**WHAT NEEDS TO BE DONE:** Exclude the pictures and return every line exactly as written.
>>
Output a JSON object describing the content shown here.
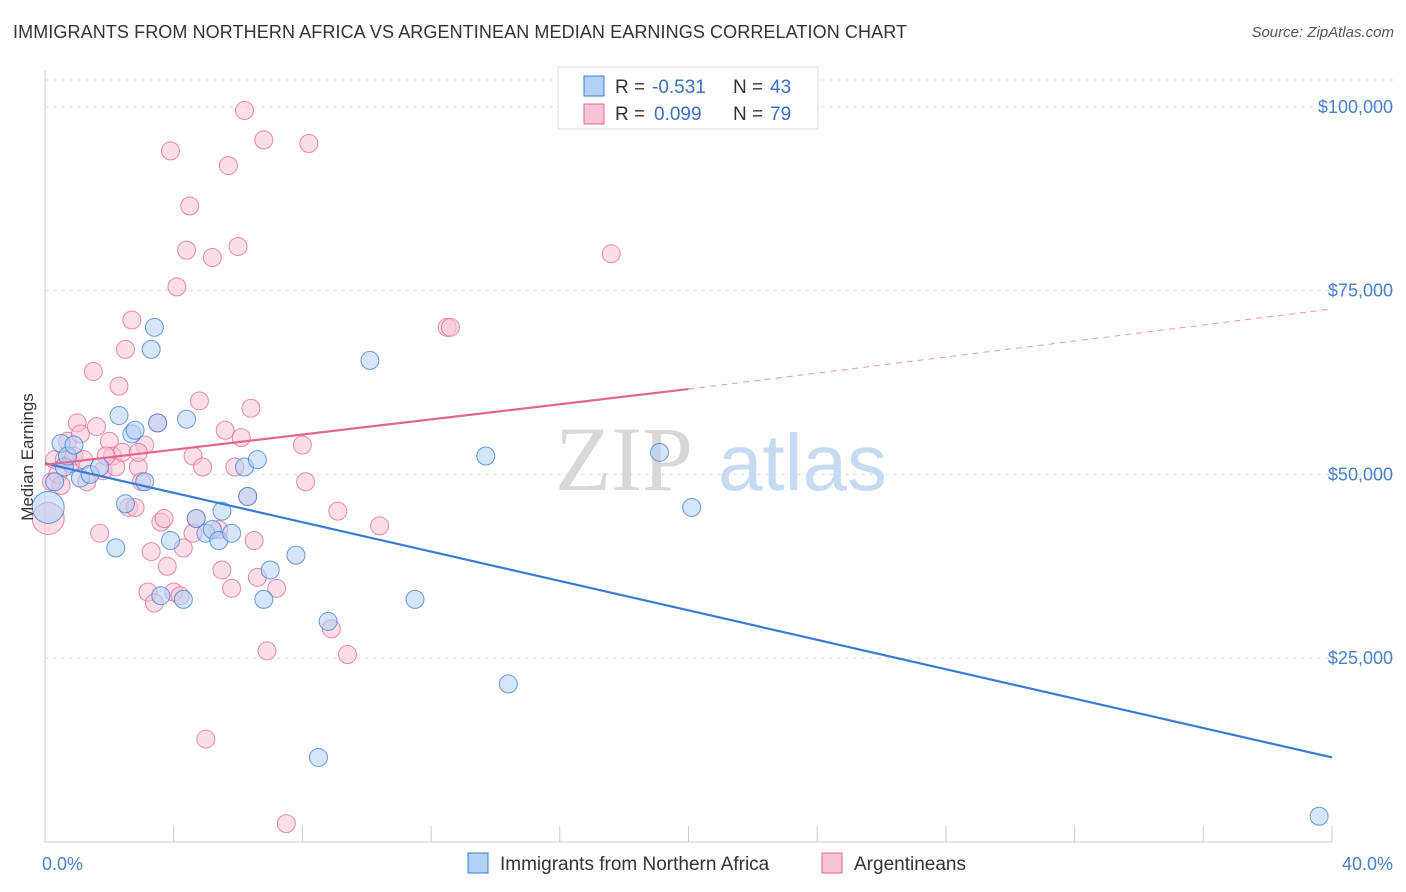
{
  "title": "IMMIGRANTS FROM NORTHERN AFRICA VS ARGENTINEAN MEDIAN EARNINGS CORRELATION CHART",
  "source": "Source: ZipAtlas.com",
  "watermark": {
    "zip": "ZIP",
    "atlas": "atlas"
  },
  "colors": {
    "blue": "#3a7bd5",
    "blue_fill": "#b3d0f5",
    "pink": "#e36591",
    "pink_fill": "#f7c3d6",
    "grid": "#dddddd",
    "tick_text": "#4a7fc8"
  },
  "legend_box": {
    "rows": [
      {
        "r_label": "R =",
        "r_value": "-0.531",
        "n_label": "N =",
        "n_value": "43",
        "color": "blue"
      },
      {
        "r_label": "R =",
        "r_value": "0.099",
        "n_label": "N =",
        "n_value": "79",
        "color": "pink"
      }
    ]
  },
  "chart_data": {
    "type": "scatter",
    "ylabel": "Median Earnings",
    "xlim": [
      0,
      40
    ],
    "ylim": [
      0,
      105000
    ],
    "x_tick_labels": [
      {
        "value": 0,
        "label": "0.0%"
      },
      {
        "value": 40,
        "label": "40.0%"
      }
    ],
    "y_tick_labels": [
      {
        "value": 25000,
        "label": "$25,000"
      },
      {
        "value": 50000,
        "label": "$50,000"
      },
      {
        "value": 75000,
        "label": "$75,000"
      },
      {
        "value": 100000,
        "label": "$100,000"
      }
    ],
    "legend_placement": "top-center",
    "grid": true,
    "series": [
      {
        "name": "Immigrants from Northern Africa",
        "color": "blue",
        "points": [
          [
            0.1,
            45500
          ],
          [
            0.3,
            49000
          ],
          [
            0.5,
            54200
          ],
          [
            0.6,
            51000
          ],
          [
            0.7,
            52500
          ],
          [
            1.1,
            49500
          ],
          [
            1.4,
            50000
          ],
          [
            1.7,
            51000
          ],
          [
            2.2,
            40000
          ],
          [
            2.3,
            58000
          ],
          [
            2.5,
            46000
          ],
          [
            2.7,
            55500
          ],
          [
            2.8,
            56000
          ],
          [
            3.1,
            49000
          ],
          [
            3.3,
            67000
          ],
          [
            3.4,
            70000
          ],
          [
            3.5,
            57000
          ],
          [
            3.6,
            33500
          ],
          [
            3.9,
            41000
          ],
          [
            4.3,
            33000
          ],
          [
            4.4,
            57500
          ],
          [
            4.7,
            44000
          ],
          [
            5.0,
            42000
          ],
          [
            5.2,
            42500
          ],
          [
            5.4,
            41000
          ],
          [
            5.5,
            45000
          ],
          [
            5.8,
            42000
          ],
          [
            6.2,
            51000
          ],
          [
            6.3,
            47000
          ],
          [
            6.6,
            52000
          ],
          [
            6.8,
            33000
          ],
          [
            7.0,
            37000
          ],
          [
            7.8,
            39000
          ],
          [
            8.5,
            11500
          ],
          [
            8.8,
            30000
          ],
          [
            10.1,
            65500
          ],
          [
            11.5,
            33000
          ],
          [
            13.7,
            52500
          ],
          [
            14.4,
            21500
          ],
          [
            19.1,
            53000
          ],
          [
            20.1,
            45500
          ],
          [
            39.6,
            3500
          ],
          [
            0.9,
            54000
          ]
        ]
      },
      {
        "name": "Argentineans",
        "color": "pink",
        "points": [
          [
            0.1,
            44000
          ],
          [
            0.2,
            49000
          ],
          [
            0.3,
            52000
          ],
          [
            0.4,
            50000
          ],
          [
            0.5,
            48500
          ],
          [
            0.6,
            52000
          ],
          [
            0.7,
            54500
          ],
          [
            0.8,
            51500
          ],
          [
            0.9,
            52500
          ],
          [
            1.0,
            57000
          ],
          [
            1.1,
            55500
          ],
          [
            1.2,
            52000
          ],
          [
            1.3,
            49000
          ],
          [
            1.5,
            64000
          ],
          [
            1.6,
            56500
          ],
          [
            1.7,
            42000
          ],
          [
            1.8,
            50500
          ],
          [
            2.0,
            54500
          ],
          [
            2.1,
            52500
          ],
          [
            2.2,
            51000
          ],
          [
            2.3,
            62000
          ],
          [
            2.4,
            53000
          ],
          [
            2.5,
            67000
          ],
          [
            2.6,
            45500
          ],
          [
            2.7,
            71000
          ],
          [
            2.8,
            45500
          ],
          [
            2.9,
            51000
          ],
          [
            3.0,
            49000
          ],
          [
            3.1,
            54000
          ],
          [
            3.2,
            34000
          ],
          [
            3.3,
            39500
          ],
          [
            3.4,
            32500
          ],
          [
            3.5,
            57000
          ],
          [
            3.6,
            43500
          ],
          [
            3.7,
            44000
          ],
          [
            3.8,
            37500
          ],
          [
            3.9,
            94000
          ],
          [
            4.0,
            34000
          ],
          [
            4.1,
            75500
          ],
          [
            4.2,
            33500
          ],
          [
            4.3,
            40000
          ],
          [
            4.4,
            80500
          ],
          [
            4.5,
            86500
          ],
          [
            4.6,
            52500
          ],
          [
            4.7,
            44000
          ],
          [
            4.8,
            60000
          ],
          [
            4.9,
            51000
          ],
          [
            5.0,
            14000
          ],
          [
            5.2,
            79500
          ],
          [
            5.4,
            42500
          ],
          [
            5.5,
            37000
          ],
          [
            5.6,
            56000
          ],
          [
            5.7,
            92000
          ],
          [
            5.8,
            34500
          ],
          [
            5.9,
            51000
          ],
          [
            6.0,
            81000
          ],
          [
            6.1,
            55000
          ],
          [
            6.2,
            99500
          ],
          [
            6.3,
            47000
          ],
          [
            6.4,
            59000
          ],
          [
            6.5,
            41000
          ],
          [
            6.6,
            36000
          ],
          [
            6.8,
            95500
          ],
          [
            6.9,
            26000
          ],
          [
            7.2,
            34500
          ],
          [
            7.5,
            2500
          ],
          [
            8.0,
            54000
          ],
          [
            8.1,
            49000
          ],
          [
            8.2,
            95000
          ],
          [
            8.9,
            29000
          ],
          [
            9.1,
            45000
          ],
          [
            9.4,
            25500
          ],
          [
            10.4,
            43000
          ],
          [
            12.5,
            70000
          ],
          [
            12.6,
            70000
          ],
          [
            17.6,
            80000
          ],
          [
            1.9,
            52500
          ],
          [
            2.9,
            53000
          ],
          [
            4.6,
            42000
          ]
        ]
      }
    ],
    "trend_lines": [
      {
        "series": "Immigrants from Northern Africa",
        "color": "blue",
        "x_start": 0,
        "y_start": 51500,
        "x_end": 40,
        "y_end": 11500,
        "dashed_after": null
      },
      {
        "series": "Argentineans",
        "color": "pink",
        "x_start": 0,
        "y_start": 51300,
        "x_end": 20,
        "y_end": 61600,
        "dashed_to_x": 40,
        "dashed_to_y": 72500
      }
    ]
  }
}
<<
**WRITTEN SOLUTION:**
Output a JSON object describing the content shown here.
{
  "title": "IMMIGRANTS FROM NORTHERN AFRICA VS ARGENTINEAN MEDIAN EARNINGS CORRELATION CHART",
  "source": "Source: ZipAtlas.com",
  "watermark": {
    "zip": "ZIP",
    "atlas": "atlas"
  },
  "colors": {
    "blue": "#3a7bd5",
    "blue_fill": "#b3d0f5",
    "pink": "#e36591",
    "pink_fill": "#f7c3d6",
    "grid": "#dddddd",
    "tick_text": "#4a7fc8"
  },
  "legend_box": {
    "rows": [
      {
        "r_label": "R =",
        "r_value": "-0.531",
        "n_label": "N =",
        "n_value": "43",
        "color": "blue"
      },
      {
        "r_label": "R =",
        "r_value": "0.099",
        "n_label": "N =",
        "n_value": "79",
        "color": "pink"
      }
    ]
  },
  "chart_data": {
    "type": "scatter",
    "ylabel": "Median Earnings",
    "xlim": [
      0,
      40
    ],
    "ylim": [
      0,
      105000
    ],
    "x_tick_labels": [
      {
        "value": 0,
        "label": "0.0%"
      },
      {
        "value": 40,
        "label": "40.0%"
      }
    ],
    "y_tick_labels": [
      {
        "value": 25000,
        "label": "$25,000"
      },
      {
        "value": 50000,
        "label": "$50,000"
      },
      {
        "value": 75000,
        "label": "$75,000"
      },
      {
        "value": 100000,
        "label": "$100,000"
      }
    ],
    "legend_placement": "top-center",
    "grid": true,
    "series": [
      {
        "name": "Immigrants from Northern Africa",
        "color": "blue",
        "points": [
          [
            0.1,
            45500
          ],
          [
            0.3,
            49000
          ],
          [
            0.5,
            54200
          ],
          [
            0.6,
            51000
          ],
          [
            0.7,
            52500
          ],
          [
            1.1,
            49500
          ],
          [
            1.4,
            50000
          ],
          [
            1.7,
            51000
          ],
          [
            2.2,
            40000
          ],
          [
            2.3,
            58000
          ],
          [
            2.5,
            46000
          ],
          [
            2.7,
            55500
          ],
          [
            2.8,
            56000
          ],
          [
            3.1,
            49000
          ],
          [
            3.3,
            67000
          ],
          [
            3.4,
            70000
          ],
          [
            3.5,
            57000
          ],
          [
            3.6,
            33500
          ],
          [
            3.9,
            41000
          ],
          [
            4.3,
            33000
          ],
          [
            4.4,
            57500
          ],
          [
            4.7,
            44000
          ],
          [
            5.0,
            42000
          ],
          [
            5.2,
            42500
          ],
          [
            5.4,
            41000
          ],
          [
            5.5,
            45000
          ],
          [
            5.8,
            42000
          ],
          [
            6.2,
            51000
          ],
          [
            6.3,
            47000
          ],
          [
            6.6,
            52000
          ],
          [
            6.8,
            33000
          ],
          [
            7.0,
            37000
          ],
          [
            7.8,
            39000
          ],
          [
            8.5,
            11500
          ],
          [
            8.8,
            30000
          ],
          [
            10.1,
            65500
          ],
          [
            11.5,
            33000
          ],
          [
            13.7,
            52500
          ],
          [
            14.4,
            21500
          ],
          [
            19.1,
            53000
          ],
          [
            20.1,
            45500
          ],
          [
            39.6,
            3500
          ],
          [
            0.9,
            54000
          ]
        ]
      },
      {
        "name": "Argentineans",
        "color": "pink",
        "points": [
          [
            0.1,
            44000
          ],
          [
            0.2,
            49000
          ],
          [
            0.3,
            52000
          ],
          [
            0.4,
            50000
          ],
          [
            0.5,
            48500
          ],
          [
            0.6,
            52000
          ],
          [
            0.7,
            54500
          ],
          [
            0.8,
            51500
          ],
          [
            0.9,
            52500
          ],
          [
            1.0,
            57000
          ],
          [
            1.1,
            55500
          ],
          [
            1.2,
            52000
          ],
          [
            1.3,
            49000
          ],
          [
            1.5,
            64000
          ],
          [
            1.6,
            56500
          ],
          [
            1.7,
            42000
          ],
          [
            1.8,
            50500
          ],
          [
            2.0,
            54500
          ],
          [
            2.1,
            52500
          ],
          [
            2.2,
            51000
          ],
          [
            2.3,
            62000
          ],
          [
            2.4,
            53000
          ],
          [
            2.5,
            67000
          ],
          [
            2.6,
            45500
          ],
          [
            2.7,
            71000
          ],
          [
            2.8,
            45500
          ],
          [
            2.9,
            51000
          ],
          [
            3.0,
            49000
          ],
          [
            3.1,
            54000
          ],
          [
            3.2,
            34000
          ],
          [
            3.3,
            39500
          ],
          [
            3.4,
            32500
          ],
          [
            3.5,
            57000
          ],
          [
            3.6,
            43500
          ],
          [
            3.7,
            44000
          ],
          [
            3.8,
            37500
          ],
          [
            3.9,
            94000
          ],
          [
            4.0,
            34000
          ],
          [
            4.1,
            75500
          ],
          [
            4.2,
            33500
          ],
          [
            4.3,
            40000
          ],
          [
            4.4,
            80500
          ],
          [
            4.5,
            86500
          ],
          [
            4.6,
            52500
          ],
          [
            4.7,
            44000
          ],
          [
            4.8,
            60000
          ],
          [
            4.9,
            51000
          ],
          [
            5.0,
            14000
          ],
          [
            5.2,
            79500
          ],
          [
            5.4,
            42500
          ],
          [
            5.5,
            37000
          ],
          [
            5.6,
            56000
          ],
          [
            5.7,
            92000
          ],
          [
            5.8,
            34500
          ],
          [
            5.9,
            51000
          ],
          [
            6.0,
            81000
          ],
          [
            6.1,
            55000
          ],
          [
            6.2,
            99500
          ],
          [
            6.3,
            47000
          ],
          [
            6.4,
            59000
          ],
          [
            6.5,
            41000
          ],
          [
            6.6,
            36000
          ],
          [
            6.8,
            95500
          ],
          [
            6.9,
            26000
          ],
          [
            7.2,
            34500
          ],
          [
            7.5,
            2500
          ],
          [
            8.0,
            54000
          ],
          [
            8.1,
            49000
          ],
          [
            8.2,
            95000
          ],
          [
            8.9,
            29000
          ],
          [
            9.1,
            45000
          ],
          [
            9.4,
            25500
          ],
          [
            10.4,
            43000
          ],
          [
            12.5,
            70000
          ],
          [
            12.6,
            70000
          ],
          [
            17.6,
            80000
          ],
          [
            1.9,
            52500
          ],
          [
            2.9,
            53000
          ],
          [
            4.6,
            42000
          ]
        ]
      }
    ],
    "trend_lines": [
      {
        "series": "Immigrants from Northern Africa",
        "color": "blue",
        "x_start": 0,
        "y_start": 51500,
        "x_end": 40,
        "y_end": 11500,
        "dashed_after": null
      },
      {
        "series": "Argentineans",
        "color": "pink",
        "x_start": 0,
        "y_start": 51300,
        "x_end": 20,
        "y_end": 61600,
        "dashed_to_x": 40,
        "dashed_to_y": 72500
      }
    ]
  }
}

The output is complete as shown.